Find how many lines hold the word "Oolong" and give that number only.

Record extracts
• • •
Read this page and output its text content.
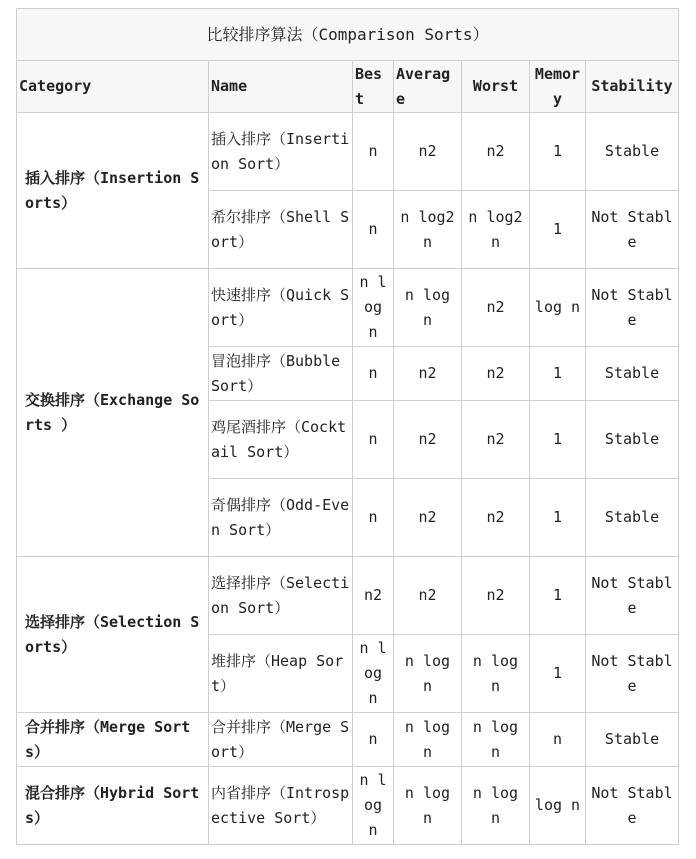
比较排序算法（Comparison Sorts）						
Category	Name	Best	Average	Worst	Memory	Stability
插入排序（Insertion Sorts）	插入排序（Insertion Sort）	n	n2	n2	1	Stable
	希尔排序（Shell Sort）	n	n log2 n	n log2 n	1	Not Stable
交换排序（Exchange Sorts ）	快速排序（Quick Sort）	n log n	n log n	n2	log n	Not Stable
	冒泡排序（Bubble Sort）	n	n2	n2	1	Stable
	鸡尾酒排序（Cocktail Sort）	n	n2	n2	1	Stable
	奇偶排序（Odd-Even Sort）	n	n2	n2	1	Stable
选择排序（Selection Sorts）	选择排序（Selection Sort）	n2	n2	n2	1	Not Stable
	堆排序（Heap Sort）	n log n	n log n	n log n	1	Not Stable
合并排序（Merge Sorts）	合并排序（Merge Sort）	n	n log n	n log n	n	Stable
混合排序（Hybrid Sorts）	内省排序（Introspective Sort）	n log n	n log n	n log n	log n	Not Stable
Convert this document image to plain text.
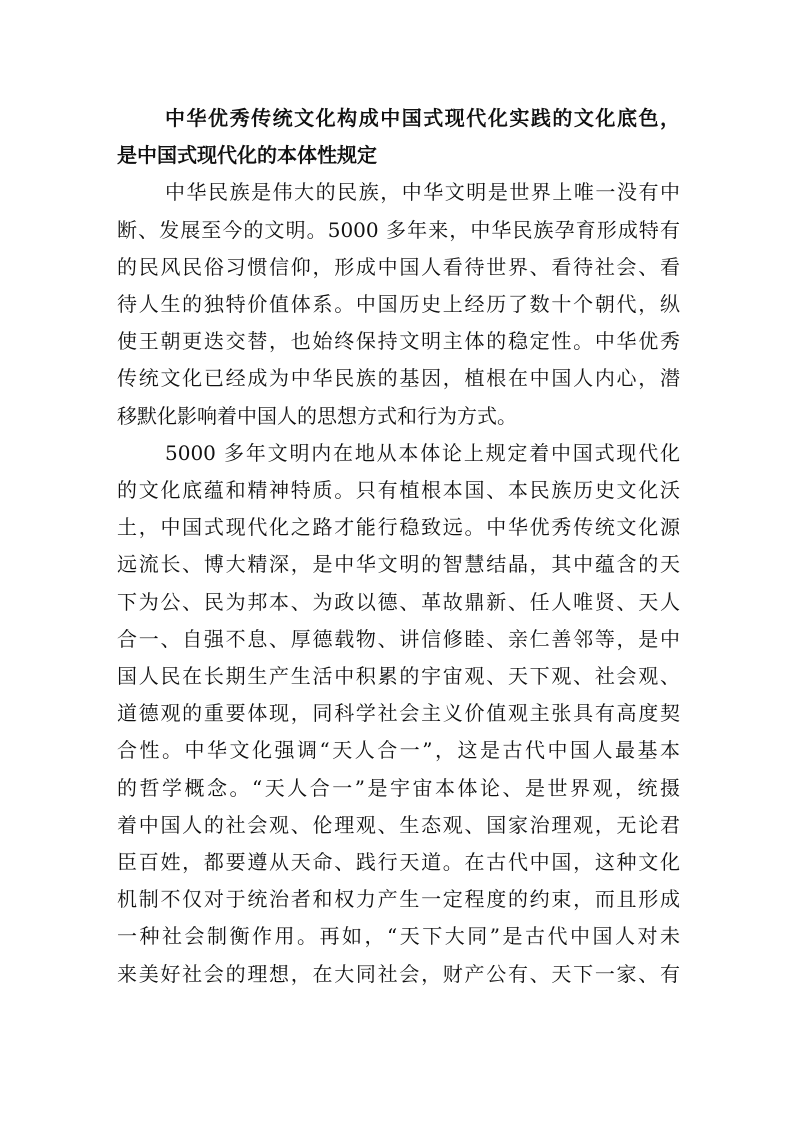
中华优秀传统文化构成中国式现代化实践的文化底色，
是中国式现代化的本体性规定
中华民族是伟大的民族，中华文明是世界上唯一没有中
断、发展至今的文明。5000 多年来，中华民族孕育形成特有
的民风民俗习惯信仰，形成中国人看待世界、看待社会、看
待人生的独特价值体系。中国历史上经历了数十个朝代，纵
使王朝更迭交替，也始终保持文明主体的稳定性。中华优秀
传统文化已经成为中华民族的基因，植根在中国人内心，潜
移默化影响着中国人的思想方式和行为方式。
5000 多年文明内在地从本体论上规定着中国式现代化
的文化底蕴和精神特质。只有植根本国、本民族历史文化沃
土，中国式现代化之路才能行稳致远。中华优秀传统文化源
远流长、博大精深，是中华文明的智慧结晶，其中蕴含的天
下为公、民为邦本、为政以德、革故鼎新、任人唯贤、天人
合一、自强不息、厚德载物、讲信修睦、亲仁善邻等，是中
国人民在长期生产生活中积累的宇宙观、天下观、社会观、
道德观的重要体现，同科学社会主义价值观主张具有高度契
合性。中华文化强调“天人合一”，这是古代中国人最基本
的哲学概念。“天人合一”是宇宙本体论、是世界观，统摄
着中国人的社会观、伦理观、生态观、国家治理观，无论君
臣百姓，都要遵从天命、践行天道。在古代中国，这种文化
机制不仅对于统治者和权力产生一定程度的约束，而且形成
一种社会制衡作用。再如，“天下大同”是古代中国人对未
来美好社会的理想，在大同社会，财产公有、天下一家、有
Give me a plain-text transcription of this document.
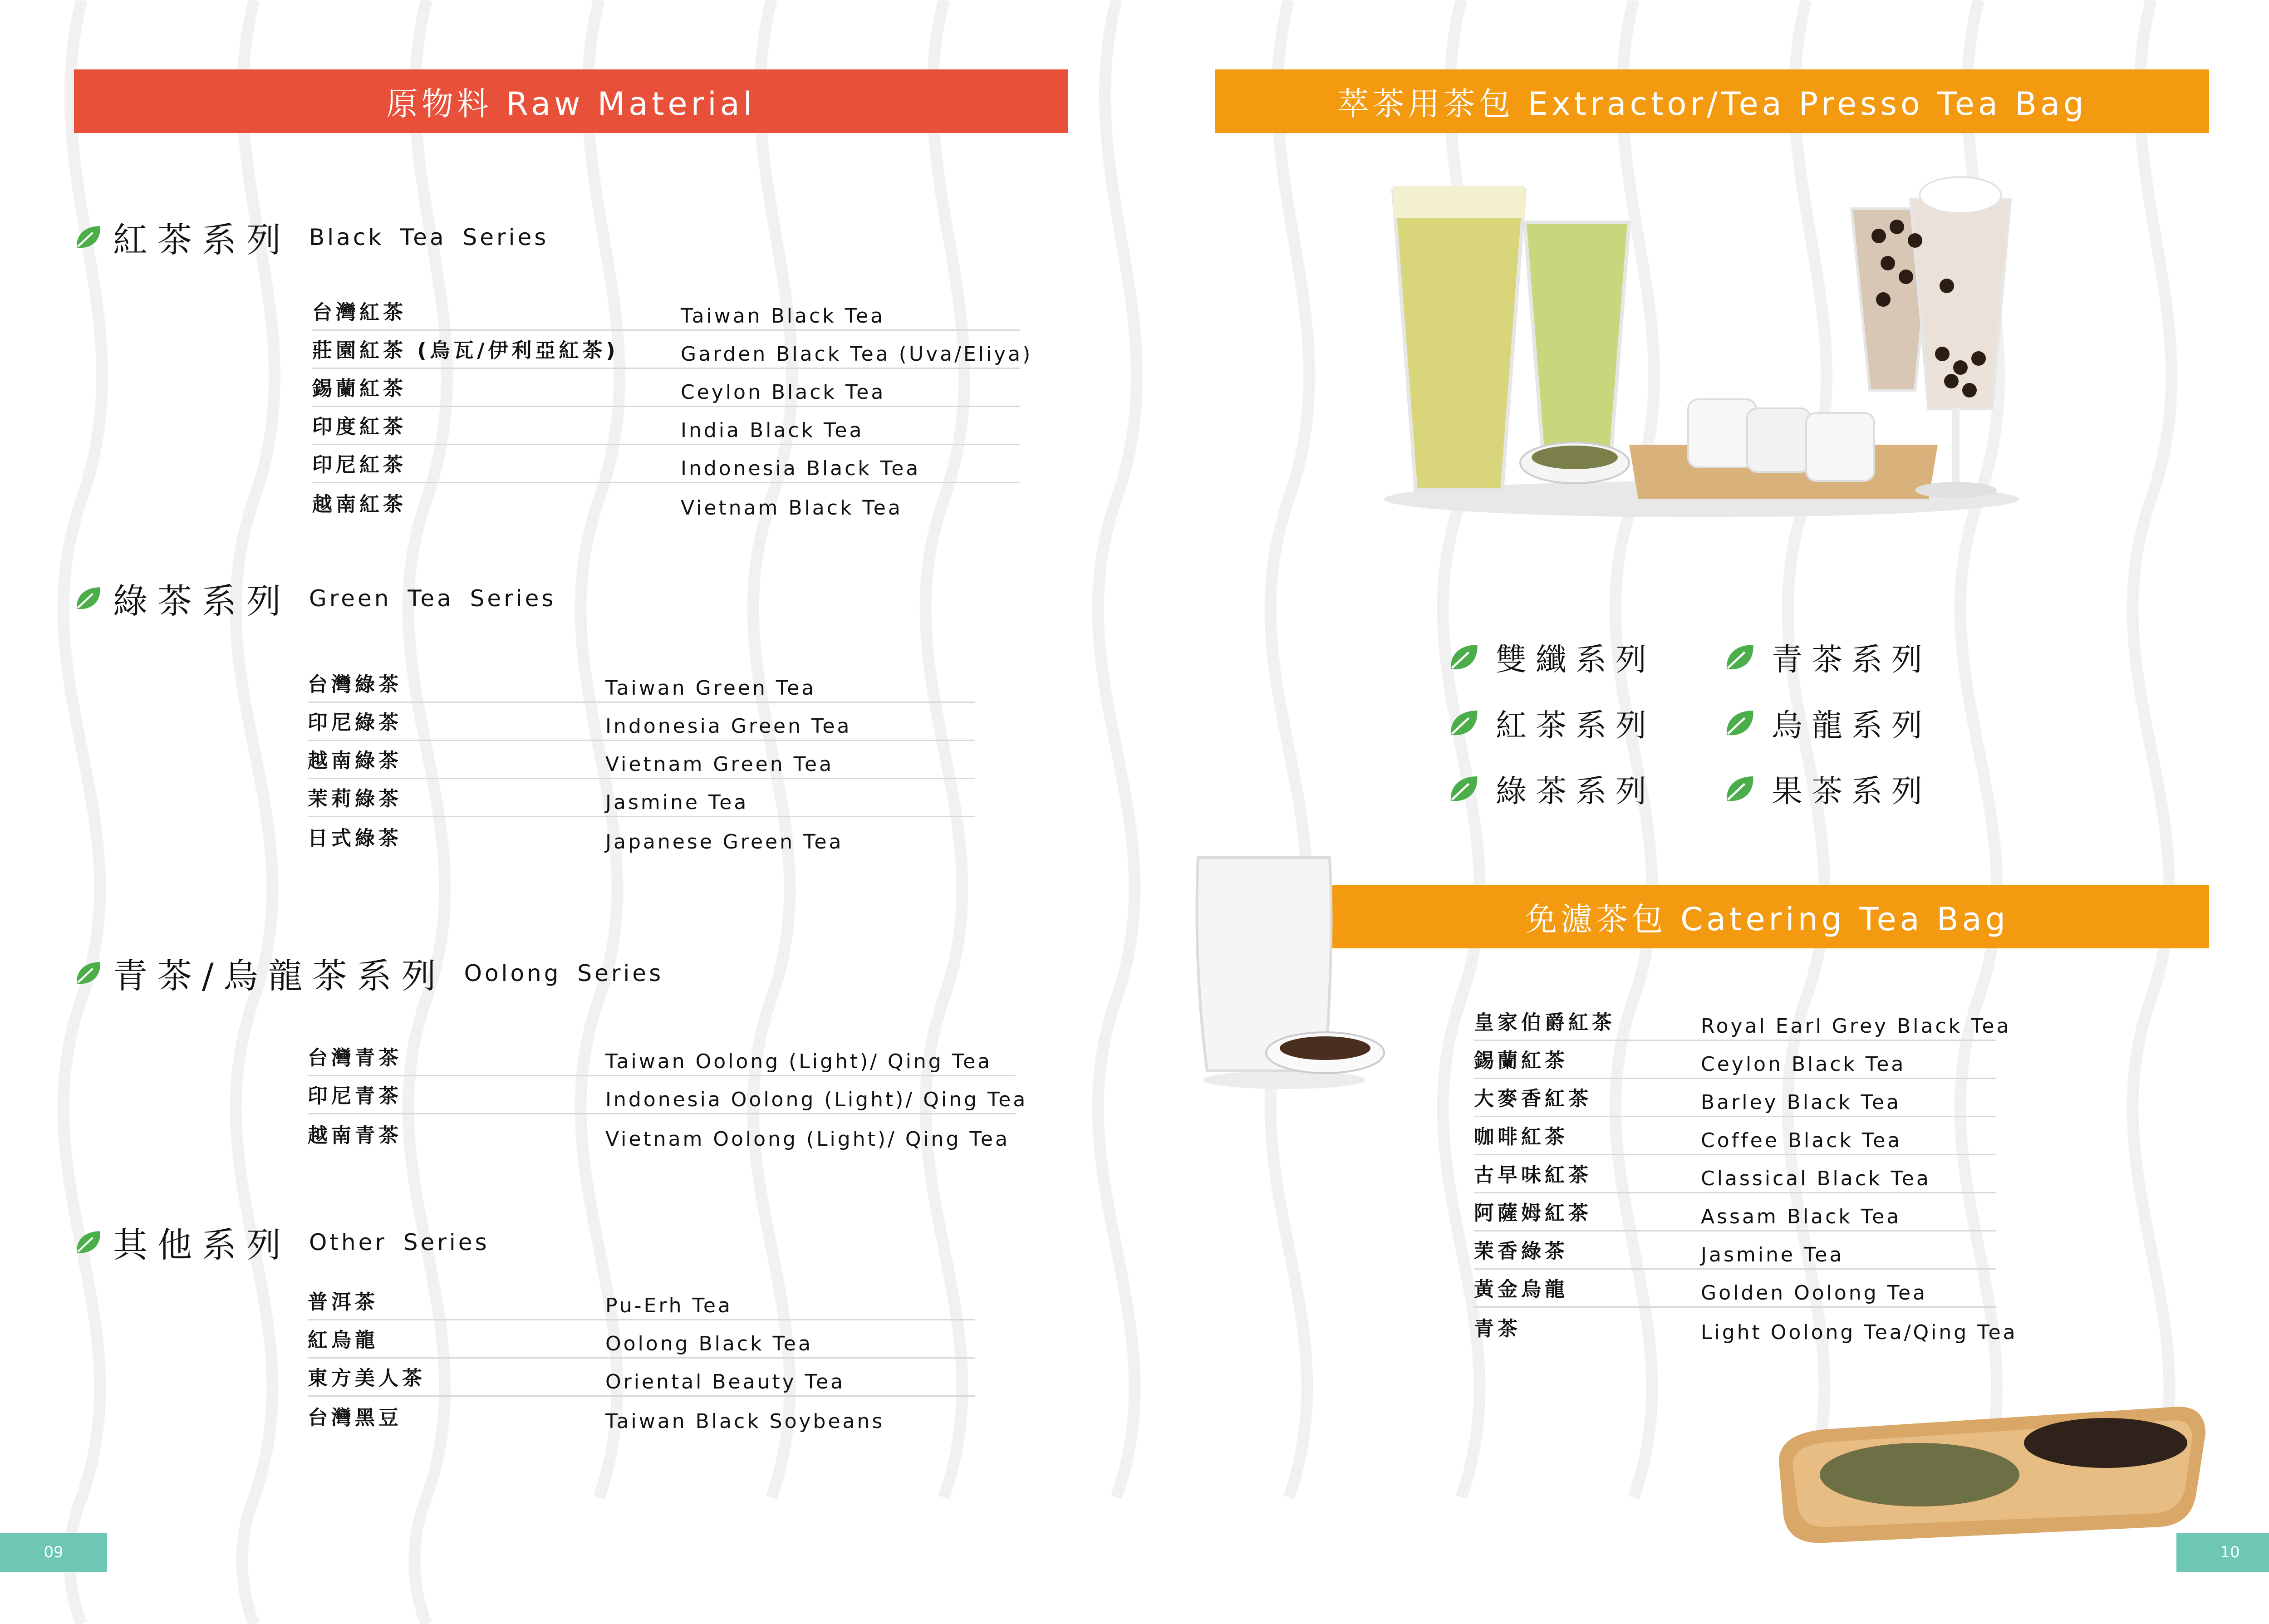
原物料 Raw Material
紅茶系列 Black Tea Series
台灣紅茶	Taiwan Black Tea
莊園紅茶 (烏瓦/伊利亞紅茶)	Garden Black Tea (Uva/Eliya)
錫蘭紅茶	Ceylon Black Tea
印度紅茶	India Black Tea
印尼紅茶	Indonesia Black Tea
越南紅茶	Vietnam Black Tea
綠茶系列 Green Tea Series
台灣綠茶	Taiwan Green Tea
印尼綠茶	Indonesia Green Tea
越南綠茶	Vietnam Green Tea
茉莉綠茶	Jasmine Tea
日式綠茶	Japanese Green Tea
青茶/烏龍茶系列 Oolong Series
台灣青茶	Taiwan Oolong (Light)/ Qing Tea
印尼青茶	Indonesia Oolong (Light)/ Qing Tea
越南青茶	Vietnam Oolong (Light)/ Qing Tea
其他系列 Other Series
普洱茶	Pu-Erh Tea
紅烏龍	Oolong Black Tea
東方美人茶	Oriental Beauty Tea
台灣黑豆	Taiwan Black Soybeans
09
萃茶用茶包 Extractor/Tea Presso Tea Bag
雙纖系列	青茶系列
紅茶系列	烏龍系列
綠茶系列	果茶系列
免濾茶包 Catering Tea Bag
皇家伯爵紅茶	Royal Earl Grey Black Tea
錫蘭紅茶	Ceylon Black Tea
大麥香紅茶	Barley Black Tea
咖啡紅茶	Coffee Black Tea
古早味紅茶	Classical Black Tea
阿薩姆紅茶	Assam Black Tea
茉香綠茶	Jasmine Tea
黃金烏龍	Golden Oolong Tea
青茶	Light Oolong Tea/Qing Tea
10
• • •
Answer below
7